Exercise task >> Give the number of lines that contain the string "ffffff", please, and nothing else.

Stored data >>

== == ==

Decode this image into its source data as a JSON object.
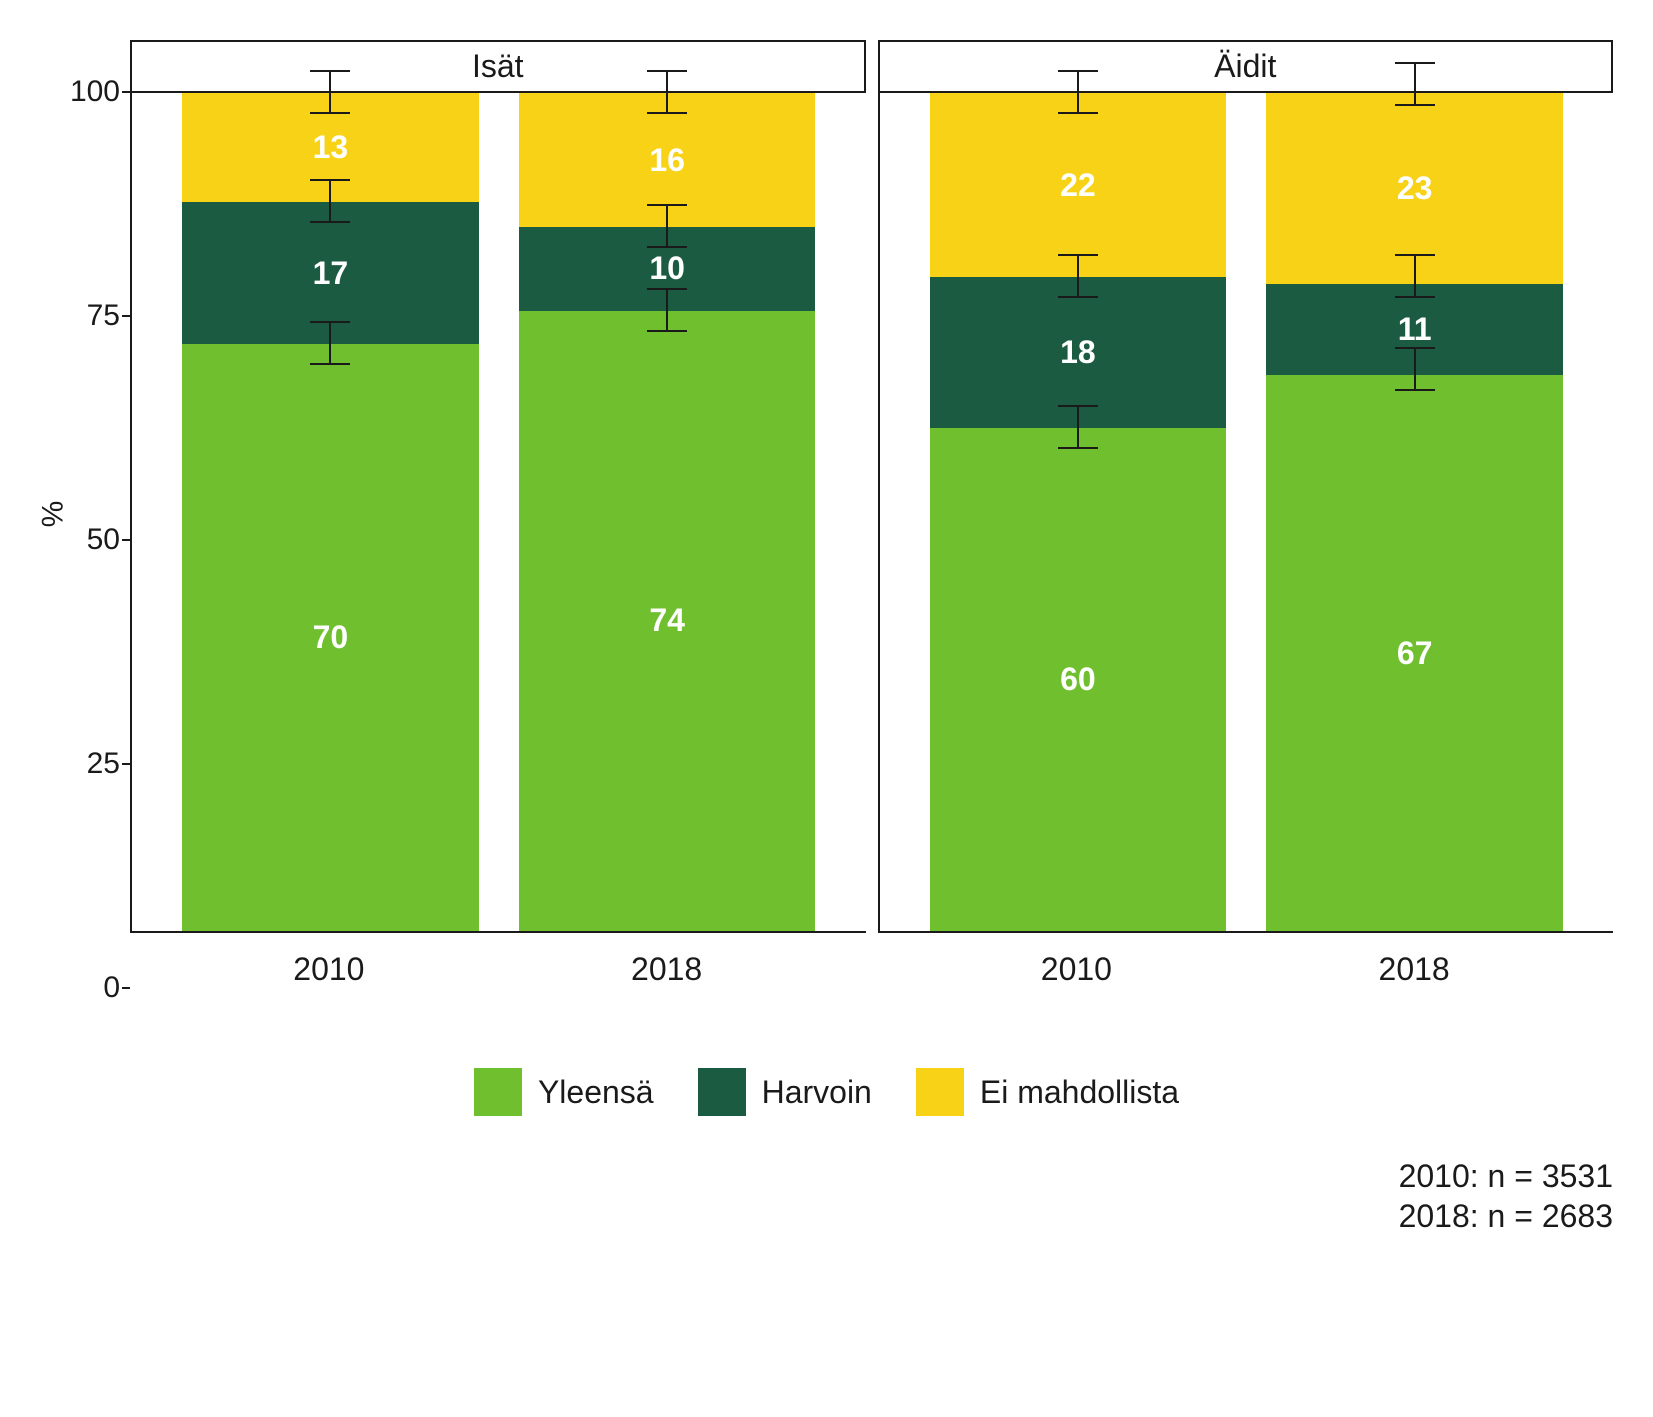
{
  "chart": {
    "type": "stacked-bar",
    "y_axis": {
      "label": "%",
      "min": 0,
      "max": 100,
      "ticks": [
        0,
        25,
        50,
        75,
        100
      ]
    },
    "colors": {
      "yleensa": "#6fbf2f",
      "harvoin": "#1b5b41",
      "ei_mahdollista": "#f7d217",
      "text": "#1a1a1a",
      "value_text": "#ffffff",
      "background": "#ffffff",
      "axis": "#1a1a1a"
    },
    "error_bar_half": 2.5,
    "panels": [
      {
        "title": "Isät",
        "bars": [
          {
            "x": "2010",
            "segments": [
              {
                "key": "yleensa",
                "value": 70
              },
              {
                "key": "harvoin",
                "value": 17
              },
              {
                "key": "ei_mahdollista",
                "value": 13
              }
            ]
          },
          {
            "x": "2018",
            "segments": [
              {
                "key": "yleensa",
                "value": 74
              },
              {
                "key": "harvoin",
                "value": 10
              },
              {
                "key": "ei_mahdollista",
                "value": 16
              }
            ]
          }
        ]
      },
      {
        "title": "Äidit",
        "bars": [
          {
            "x": "2010",
            "segments": [
              {
                "key": "yleensa",
                "value": 60
              },
              {
                "key": "harvoin",
                "value": 18
              },
              {
                "key": "ei_mahdollista",
                "value": 22
              }
            ]
          },
          {
            "x": "2018",
            "segments": [
              {
                "key": "yleensa",
                "value": 67
              },
              {
                "key": "harvoin",
                "value": 11
              },
              {
                "key": "ei_mahdollista",
                "value": 23
              }
            ]
          }
        ]
      }
    ],
    "legend": [
      {
        "key": "yleensa",
        "label": "Yleensä"
      },
      {
        "key": "harvoin",
        "label": "Harvoin"
      },
      {
        "key": "ei_mahdollista",
        "label": "Ei mahdollista"
      }
    ],
    "footnote": {
      "line1": "2010: n = 3531",
      "line2": "2018: n = 2683"
    }
  }
}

== == ==

Final result >> 2